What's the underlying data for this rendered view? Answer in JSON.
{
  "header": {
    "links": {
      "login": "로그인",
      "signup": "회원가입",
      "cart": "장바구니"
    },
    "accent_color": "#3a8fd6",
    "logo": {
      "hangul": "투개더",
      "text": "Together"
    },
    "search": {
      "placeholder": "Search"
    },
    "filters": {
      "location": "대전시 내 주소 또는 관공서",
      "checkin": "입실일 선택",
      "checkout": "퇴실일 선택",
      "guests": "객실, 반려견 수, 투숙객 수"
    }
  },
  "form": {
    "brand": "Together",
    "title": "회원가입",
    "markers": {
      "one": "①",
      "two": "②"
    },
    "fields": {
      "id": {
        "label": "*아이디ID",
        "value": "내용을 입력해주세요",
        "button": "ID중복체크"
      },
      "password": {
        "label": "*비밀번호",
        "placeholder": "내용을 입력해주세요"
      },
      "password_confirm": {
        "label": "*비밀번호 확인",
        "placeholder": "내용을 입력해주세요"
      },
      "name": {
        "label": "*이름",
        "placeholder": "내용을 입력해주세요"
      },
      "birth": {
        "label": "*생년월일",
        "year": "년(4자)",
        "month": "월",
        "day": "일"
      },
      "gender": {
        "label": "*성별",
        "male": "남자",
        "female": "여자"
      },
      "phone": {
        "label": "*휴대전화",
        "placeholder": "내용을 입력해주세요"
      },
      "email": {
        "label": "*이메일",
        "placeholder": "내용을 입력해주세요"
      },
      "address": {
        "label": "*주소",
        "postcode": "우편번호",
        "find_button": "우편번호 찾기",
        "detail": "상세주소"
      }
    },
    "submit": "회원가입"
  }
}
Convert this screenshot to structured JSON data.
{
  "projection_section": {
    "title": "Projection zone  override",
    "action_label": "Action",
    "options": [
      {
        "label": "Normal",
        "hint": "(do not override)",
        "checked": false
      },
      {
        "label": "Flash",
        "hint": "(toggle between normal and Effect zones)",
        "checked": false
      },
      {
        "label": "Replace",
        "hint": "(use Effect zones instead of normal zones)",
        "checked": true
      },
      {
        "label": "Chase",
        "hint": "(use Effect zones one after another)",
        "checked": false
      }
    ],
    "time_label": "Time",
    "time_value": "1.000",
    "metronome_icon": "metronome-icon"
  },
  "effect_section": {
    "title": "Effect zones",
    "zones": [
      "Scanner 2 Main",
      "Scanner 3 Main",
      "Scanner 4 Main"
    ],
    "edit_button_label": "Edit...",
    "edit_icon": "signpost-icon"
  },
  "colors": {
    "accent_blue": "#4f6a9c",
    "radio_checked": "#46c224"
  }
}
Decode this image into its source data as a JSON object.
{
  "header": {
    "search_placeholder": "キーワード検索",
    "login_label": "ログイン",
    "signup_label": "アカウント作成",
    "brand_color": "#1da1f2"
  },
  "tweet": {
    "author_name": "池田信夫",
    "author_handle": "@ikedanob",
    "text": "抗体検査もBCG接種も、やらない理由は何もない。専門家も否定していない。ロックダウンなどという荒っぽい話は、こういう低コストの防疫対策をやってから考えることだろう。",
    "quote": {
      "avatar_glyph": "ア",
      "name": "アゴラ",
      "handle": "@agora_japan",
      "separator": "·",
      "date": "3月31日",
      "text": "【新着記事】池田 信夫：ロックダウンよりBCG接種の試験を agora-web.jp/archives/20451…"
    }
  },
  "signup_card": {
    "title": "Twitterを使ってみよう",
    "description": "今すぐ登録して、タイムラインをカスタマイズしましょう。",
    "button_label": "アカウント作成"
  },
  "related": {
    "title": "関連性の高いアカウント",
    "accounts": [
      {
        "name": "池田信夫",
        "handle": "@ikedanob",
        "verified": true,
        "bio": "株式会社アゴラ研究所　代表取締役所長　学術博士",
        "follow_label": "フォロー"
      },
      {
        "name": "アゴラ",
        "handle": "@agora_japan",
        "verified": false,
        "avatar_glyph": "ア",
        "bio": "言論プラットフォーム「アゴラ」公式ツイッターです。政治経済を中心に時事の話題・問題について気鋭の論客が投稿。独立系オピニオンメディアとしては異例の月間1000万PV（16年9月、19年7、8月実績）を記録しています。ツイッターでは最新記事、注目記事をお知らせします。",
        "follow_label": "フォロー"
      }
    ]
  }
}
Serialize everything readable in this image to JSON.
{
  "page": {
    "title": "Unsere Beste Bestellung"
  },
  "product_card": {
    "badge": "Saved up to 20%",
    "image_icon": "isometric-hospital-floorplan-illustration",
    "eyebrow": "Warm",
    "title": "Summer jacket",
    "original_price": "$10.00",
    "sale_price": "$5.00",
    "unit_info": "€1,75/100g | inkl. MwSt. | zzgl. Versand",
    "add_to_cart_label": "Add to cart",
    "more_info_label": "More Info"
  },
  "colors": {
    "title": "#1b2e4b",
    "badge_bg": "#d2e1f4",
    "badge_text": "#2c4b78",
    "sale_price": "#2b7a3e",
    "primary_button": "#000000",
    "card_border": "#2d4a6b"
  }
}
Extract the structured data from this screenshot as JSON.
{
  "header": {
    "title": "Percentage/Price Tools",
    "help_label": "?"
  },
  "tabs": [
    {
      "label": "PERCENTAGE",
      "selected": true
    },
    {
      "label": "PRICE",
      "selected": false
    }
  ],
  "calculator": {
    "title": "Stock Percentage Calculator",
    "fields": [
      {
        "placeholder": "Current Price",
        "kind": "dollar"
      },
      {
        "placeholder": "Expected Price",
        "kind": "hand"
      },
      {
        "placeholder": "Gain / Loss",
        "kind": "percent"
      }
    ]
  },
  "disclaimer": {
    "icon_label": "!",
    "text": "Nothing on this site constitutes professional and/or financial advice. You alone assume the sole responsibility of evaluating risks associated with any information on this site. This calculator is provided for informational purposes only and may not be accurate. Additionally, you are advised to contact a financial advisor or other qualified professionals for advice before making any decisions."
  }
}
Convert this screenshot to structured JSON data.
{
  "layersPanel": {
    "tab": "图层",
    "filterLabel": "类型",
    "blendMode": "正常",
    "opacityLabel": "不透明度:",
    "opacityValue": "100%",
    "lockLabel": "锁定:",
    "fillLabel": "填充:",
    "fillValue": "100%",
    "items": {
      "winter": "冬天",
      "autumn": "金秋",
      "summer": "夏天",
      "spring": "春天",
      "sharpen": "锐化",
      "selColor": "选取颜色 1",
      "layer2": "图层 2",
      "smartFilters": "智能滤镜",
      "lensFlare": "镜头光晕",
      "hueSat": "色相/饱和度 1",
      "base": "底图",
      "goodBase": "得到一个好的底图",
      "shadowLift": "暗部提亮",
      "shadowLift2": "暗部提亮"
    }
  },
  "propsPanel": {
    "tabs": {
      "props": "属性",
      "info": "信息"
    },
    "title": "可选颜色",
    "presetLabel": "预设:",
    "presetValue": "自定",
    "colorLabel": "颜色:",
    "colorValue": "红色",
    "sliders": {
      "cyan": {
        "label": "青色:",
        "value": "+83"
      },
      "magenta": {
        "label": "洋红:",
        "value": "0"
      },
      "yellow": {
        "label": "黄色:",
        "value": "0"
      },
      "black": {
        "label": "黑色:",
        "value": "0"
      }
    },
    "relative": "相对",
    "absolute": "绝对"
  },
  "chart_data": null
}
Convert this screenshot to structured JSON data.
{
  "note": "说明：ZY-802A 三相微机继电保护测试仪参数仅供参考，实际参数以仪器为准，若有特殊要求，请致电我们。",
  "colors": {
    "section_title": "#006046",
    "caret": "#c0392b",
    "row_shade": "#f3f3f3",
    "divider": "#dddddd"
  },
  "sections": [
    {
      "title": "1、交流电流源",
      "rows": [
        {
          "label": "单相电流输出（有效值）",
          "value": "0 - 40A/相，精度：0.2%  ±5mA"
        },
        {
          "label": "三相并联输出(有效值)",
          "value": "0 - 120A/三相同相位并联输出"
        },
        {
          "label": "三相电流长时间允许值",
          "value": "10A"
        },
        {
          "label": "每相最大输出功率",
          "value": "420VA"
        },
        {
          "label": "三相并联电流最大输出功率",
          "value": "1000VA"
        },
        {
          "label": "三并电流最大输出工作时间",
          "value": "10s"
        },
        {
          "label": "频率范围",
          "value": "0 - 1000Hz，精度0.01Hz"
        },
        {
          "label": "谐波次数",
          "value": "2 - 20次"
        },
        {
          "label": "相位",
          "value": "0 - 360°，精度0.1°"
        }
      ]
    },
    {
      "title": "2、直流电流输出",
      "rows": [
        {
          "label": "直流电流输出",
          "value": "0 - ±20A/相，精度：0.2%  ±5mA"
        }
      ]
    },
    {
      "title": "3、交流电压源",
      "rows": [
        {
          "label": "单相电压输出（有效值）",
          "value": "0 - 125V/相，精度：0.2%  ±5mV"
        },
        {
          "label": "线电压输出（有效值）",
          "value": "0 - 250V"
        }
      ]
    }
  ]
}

──────────────────────────────

Collect every line from the records above that contains the word "zones".

• [Worked answer]
        "hint": "(toggle between normal and Effect zones)",
        "hint": "(use Effect zones instead of normal zones)",
        "hint": "(use Effect zones one after another)",
    "title": "Effect zones",
    "zones": [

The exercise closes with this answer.